* _Material for this exercise_

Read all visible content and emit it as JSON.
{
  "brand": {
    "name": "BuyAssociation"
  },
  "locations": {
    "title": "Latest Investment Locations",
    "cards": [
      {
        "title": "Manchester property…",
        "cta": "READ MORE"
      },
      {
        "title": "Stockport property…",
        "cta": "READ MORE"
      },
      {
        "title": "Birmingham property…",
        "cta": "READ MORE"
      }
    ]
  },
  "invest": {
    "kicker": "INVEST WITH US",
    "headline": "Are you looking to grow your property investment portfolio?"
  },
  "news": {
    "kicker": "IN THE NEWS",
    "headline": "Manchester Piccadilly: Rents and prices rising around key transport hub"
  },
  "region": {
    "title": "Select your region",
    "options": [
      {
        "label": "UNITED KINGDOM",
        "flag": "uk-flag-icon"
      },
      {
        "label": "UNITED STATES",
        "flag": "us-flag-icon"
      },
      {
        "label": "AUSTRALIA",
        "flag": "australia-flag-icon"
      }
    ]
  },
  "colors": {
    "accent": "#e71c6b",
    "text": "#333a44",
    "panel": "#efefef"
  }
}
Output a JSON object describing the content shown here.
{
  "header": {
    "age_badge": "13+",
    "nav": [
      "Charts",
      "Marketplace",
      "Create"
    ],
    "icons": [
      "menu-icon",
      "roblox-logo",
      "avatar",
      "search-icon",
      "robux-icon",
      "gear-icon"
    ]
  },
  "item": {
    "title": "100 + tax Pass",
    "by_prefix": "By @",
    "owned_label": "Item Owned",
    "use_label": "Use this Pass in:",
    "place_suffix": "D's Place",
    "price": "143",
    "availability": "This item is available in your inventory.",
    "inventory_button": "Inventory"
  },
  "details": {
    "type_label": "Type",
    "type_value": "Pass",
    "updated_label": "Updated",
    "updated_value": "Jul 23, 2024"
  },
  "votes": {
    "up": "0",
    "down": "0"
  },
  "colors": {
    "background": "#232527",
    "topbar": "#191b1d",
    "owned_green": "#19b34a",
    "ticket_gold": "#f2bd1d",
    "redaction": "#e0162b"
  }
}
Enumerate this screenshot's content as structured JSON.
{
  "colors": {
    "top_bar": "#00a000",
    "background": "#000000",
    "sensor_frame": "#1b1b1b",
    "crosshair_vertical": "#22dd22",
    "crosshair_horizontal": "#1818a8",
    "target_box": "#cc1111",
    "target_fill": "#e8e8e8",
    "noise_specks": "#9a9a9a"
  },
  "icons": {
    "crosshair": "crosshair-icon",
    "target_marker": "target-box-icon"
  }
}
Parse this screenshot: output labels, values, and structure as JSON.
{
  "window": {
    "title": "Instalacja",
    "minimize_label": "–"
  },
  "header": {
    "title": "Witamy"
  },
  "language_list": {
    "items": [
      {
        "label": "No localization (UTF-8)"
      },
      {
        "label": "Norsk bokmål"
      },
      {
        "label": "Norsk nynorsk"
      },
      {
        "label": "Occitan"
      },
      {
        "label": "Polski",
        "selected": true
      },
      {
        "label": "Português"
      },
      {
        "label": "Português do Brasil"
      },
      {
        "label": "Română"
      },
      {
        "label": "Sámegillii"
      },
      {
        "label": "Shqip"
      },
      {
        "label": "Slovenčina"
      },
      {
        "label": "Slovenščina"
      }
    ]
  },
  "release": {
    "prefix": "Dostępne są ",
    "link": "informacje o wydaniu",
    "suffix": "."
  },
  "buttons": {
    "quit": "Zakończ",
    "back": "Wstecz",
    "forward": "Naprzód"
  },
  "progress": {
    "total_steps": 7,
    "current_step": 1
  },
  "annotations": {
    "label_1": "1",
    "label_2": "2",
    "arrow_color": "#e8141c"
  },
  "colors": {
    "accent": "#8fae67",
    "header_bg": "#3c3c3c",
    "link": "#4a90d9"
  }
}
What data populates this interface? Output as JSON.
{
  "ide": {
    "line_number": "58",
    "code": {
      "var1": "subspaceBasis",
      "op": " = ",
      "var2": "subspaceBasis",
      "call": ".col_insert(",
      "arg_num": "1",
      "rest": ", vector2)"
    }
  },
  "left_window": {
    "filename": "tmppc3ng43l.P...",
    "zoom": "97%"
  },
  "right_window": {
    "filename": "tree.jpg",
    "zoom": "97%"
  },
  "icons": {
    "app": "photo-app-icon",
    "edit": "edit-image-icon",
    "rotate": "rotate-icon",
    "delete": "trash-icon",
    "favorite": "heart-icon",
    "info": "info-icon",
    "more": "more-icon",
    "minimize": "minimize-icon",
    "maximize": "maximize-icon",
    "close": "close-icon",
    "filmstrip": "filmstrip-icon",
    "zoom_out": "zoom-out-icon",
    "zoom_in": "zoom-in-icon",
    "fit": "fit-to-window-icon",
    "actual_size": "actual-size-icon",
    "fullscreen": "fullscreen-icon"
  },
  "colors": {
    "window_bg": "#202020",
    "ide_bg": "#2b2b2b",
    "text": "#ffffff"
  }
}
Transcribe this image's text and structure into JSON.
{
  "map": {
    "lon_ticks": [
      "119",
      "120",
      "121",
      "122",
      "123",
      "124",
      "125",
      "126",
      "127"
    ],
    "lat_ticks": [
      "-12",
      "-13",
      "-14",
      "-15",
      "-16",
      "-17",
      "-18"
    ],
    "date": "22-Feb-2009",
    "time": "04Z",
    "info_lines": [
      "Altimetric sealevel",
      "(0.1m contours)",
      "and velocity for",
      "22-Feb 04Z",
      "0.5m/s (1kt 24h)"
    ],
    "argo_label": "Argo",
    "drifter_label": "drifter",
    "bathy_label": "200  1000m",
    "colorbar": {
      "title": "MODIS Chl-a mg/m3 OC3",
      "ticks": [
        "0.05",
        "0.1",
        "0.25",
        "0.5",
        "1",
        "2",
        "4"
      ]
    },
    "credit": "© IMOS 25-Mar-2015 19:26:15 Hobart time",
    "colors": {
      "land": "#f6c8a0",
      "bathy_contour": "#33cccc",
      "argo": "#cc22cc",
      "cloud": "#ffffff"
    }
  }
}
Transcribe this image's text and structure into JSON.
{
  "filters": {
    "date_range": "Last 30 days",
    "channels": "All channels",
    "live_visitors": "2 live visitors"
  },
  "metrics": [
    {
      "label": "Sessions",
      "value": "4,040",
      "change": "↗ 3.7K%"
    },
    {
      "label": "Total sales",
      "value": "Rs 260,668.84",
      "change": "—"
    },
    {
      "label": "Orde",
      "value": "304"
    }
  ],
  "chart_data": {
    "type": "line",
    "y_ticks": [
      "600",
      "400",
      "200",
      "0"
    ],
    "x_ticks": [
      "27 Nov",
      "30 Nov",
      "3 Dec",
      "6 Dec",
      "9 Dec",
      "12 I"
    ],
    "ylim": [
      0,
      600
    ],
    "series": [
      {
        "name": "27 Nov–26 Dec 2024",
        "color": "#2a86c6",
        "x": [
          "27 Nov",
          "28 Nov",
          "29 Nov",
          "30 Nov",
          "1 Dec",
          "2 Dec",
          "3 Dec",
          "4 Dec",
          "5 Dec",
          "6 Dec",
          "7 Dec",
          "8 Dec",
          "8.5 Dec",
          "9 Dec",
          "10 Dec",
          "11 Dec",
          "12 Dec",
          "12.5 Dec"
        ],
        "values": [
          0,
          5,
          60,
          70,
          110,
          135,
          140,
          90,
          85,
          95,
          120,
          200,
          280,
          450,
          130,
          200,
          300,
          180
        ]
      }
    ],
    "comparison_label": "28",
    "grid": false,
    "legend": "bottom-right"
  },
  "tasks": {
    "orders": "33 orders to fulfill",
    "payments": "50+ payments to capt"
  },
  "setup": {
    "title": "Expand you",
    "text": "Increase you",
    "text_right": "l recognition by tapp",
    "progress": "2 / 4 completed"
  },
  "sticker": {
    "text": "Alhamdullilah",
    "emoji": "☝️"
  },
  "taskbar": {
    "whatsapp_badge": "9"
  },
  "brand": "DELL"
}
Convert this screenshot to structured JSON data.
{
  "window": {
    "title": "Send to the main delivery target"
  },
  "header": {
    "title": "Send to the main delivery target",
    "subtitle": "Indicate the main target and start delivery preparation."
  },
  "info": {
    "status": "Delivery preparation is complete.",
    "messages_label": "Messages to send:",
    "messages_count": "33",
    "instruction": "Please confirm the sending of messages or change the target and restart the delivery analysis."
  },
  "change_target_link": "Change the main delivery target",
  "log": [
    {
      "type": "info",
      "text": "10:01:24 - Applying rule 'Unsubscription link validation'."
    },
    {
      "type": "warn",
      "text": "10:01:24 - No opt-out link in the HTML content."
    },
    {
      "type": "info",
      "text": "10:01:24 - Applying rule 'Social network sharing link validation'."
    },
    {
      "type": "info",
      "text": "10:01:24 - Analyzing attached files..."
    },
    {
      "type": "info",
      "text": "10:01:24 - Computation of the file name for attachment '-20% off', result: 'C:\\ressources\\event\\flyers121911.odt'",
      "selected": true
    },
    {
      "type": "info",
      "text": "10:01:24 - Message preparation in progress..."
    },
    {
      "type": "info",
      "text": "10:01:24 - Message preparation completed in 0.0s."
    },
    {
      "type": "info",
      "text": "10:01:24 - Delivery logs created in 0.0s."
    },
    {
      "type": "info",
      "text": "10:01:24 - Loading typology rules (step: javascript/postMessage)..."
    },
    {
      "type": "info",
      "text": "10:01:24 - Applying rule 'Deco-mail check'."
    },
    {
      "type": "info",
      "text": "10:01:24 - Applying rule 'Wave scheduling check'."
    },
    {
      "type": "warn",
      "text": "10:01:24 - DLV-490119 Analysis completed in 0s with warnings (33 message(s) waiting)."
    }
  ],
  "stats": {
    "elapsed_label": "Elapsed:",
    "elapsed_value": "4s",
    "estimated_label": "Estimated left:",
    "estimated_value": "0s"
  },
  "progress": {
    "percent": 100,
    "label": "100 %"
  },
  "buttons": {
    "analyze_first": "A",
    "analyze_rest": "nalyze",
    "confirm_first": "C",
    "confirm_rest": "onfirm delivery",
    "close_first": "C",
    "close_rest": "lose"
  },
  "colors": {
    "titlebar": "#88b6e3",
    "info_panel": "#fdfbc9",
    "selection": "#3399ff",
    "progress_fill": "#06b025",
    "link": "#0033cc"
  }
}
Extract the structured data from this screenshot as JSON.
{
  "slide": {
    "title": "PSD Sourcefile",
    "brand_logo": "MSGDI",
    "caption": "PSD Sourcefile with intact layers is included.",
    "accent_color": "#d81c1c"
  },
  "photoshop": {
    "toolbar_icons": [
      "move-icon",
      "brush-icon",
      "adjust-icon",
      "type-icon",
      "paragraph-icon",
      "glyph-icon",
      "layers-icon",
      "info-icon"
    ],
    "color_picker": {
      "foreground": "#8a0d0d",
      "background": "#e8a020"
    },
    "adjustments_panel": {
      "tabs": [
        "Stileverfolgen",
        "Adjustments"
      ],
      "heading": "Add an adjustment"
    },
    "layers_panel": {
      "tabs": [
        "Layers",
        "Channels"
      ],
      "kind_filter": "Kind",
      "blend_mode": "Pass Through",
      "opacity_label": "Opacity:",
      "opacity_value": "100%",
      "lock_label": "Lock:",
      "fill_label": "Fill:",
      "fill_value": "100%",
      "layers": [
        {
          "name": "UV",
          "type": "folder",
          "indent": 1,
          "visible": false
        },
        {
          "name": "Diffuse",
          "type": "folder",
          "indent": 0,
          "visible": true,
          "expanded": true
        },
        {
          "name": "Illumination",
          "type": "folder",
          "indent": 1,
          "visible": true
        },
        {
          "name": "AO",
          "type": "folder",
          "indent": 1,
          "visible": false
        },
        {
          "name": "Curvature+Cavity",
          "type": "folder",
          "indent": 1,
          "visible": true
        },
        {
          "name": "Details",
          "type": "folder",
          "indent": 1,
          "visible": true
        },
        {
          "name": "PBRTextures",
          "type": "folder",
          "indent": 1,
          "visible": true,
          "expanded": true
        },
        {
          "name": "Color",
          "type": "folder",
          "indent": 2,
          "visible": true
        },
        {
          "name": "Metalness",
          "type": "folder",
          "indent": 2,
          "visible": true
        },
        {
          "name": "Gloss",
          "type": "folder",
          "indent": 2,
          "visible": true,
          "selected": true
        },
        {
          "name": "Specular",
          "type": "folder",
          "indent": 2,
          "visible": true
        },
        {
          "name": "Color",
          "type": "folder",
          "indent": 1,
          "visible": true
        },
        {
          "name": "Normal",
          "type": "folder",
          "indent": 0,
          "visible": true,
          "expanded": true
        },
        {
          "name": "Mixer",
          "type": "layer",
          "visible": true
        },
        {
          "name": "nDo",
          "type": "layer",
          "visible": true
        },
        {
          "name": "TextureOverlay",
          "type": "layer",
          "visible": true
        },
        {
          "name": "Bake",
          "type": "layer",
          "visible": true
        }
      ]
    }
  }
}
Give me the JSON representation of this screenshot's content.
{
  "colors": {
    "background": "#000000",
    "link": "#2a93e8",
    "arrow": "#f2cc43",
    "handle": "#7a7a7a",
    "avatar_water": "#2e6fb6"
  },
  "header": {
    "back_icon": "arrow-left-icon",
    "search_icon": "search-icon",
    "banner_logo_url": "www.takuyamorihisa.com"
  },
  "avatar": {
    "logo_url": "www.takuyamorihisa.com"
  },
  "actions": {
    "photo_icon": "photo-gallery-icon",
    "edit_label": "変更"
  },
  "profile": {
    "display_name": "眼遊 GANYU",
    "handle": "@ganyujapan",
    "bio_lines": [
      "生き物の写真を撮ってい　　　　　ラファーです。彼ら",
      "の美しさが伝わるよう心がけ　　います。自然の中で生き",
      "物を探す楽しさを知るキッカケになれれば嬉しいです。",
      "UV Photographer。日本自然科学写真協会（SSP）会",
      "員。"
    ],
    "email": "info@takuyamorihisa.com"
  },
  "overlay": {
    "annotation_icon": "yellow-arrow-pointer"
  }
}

* _Directions for this task_
In the listing above, locate each line with "structured" and copy it.

* _Answer to the exercise_
Enumerate this screenshot's content as structured JSON.
Convert this screenshot to structured JSON data.
Extract the structured data from this screenshot as JSON.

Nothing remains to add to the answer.